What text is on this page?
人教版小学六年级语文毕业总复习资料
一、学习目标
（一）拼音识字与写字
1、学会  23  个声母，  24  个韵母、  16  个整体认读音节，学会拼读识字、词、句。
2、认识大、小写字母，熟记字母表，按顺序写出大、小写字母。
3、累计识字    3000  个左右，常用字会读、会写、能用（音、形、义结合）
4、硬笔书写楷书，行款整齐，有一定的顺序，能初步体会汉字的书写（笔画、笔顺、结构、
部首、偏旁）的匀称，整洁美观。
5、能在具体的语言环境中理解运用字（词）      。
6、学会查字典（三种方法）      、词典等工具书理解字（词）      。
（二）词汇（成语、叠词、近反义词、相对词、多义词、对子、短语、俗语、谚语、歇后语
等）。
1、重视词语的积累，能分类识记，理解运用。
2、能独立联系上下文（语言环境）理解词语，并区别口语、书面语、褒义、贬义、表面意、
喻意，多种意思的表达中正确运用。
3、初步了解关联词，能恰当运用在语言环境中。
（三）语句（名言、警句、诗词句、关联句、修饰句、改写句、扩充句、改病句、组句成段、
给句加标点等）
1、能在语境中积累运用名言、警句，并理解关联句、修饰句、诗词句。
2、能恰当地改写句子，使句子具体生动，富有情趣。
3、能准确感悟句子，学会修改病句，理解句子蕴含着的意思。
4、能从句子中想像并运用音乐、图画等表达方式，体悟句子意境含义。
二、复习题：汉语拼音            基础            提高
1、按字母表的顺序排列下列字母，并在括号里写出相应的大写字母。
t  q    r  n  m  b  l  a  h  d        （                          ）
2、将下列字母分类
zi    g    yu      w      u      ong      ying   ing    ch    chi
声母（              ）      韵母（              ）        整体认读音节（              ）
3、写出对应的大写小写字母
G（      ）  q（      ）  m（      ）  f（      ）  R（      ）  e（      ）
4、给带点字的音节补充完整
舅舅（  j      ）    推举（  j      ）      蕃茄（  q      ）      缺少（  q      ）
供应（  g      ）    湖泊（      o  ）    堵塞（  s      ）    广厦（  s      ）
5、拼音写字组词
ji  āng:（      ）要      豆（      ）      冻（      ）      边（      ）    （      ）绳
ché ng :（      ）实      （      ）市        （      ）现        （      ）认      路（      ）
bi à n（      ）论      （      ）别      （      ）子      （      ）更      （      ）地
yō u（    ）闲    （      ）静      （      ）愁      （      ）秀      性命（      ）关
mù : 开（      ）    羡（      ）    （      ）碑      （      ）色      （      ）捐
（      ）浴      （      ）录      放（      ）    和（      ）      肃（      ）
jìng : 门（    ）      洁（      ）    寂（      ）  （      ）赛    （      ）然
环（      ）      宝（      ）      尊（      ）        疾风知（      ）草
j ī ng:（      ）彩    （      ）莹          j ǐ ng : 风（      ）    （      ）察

* * * *

__WHAT YOU ARE ASKED TO DO__.
Write out the complete set of records exactly as given.

__EXERCISE SOLUTION__.
What text is on this page?
人教版小学六年级语文毕业总复习资料
一、学习目标
（一）拼音识字与写字
1、学会  23  个声母，  24  个韵母、  16  个整体认读音节，学会拼读识字、词、句。
2、认识大、小写字母，熟记字母表，按顺序写出大、小写字母。
3、累计识字    3000  个左右，常用字会读、会写、能用（音、形、义结合）
4、硬笔书写楷书，行款整齐，有一定的顺序，能初步体会汉字的书写（笔画、笔顺、结构、
部首、偏旁）的匀称，整洁美观。
5、能在具体的语言环境中理解运用字（词）      。
6、学会查字典（三种方法）      、词典等工具书理解字（词）      。
（二）词汇（成语、叠词、近反义词、相对词、多义词、对子、短语、俗语、谚语、歇后语
等）。
1、重视词语的积累，能分类识记，理解运用。
2、能独立联系上下文（语言环境）理解词语，并区别口语、书面语、褒义、贬义、表面意、
喻意，多种意思的表达中正确运用。
3、初步了解关联词，能恰当运用在语言环境中。
（三）语句（名言、警句、诗词句、关联句、修饰句、改写句、扩充句、改病句、组句成段、
给句加标点等）
1、能在语境中积累运用名言、警句，并理解关联句、修饰句、诗词句。
2、能恰当地改写句子，使句子具体生动，富有情趣。
3、能准确感悟句子，学会修改病句，理解句子蕴含着的意思。
4、能从句子中想像并运用音乐、图画等表达方式，体悟句子意境含义。
二、复习题：汉语拼音            基础            提高
1、按字母表的顺序排列下列字母，并在括号里写出相应的大写字母。
t  q    r  n  m  b  l  a  h  d        （                          ）
2、将下列字母分类
zi    g    yu      w      u      ong      ying   ing    ch    chi
声母（              ）      韵母（              ）        整体认读音节（              ）
3、写出对应的大写小写字母
G（      ）  q（      ）  m（      ）  f（      ）  R（      ）  e（      ）
4、给带点字的音节补充完整
舅舅（  j      ）    推举（  j      ）      蕃茄（  q      ）      缺少（  q      ）
供应（  g      ）    湖泊（      o  ）    堵塞（  s      ）    广厦（  s      ）
5、拼音写字组词
ji  āng:（      ）要      豆（      ）      冻（      ）      边（      ）    （      ）绳
ché ng :（      ）实      （      ）市        （      ）现        （      ）认      路（      ）
bi à n（      ）论      （      ）别      （      ）子      （      ）更      （      ）地
yō u（    ）闲    （      ）静      （      ）愁      （      ）秀      性命（      ）关
mù : 开（      ）    羡（      ）    （      ）碑      （      ）色      （      ）捐
（      ）浴      （      ）录      放（      ）    和（      ）      肃（      ）
jìng : 门（    ）      洁（      ）    寂（      ）  （      ）赛    （      ）然
环（      ）      宝（      ）      尊（      ）        疾风知（      ）草
j ī ng:（      ）彩    （      ）莹          j ǐ ng : 风（      ）    （      ）察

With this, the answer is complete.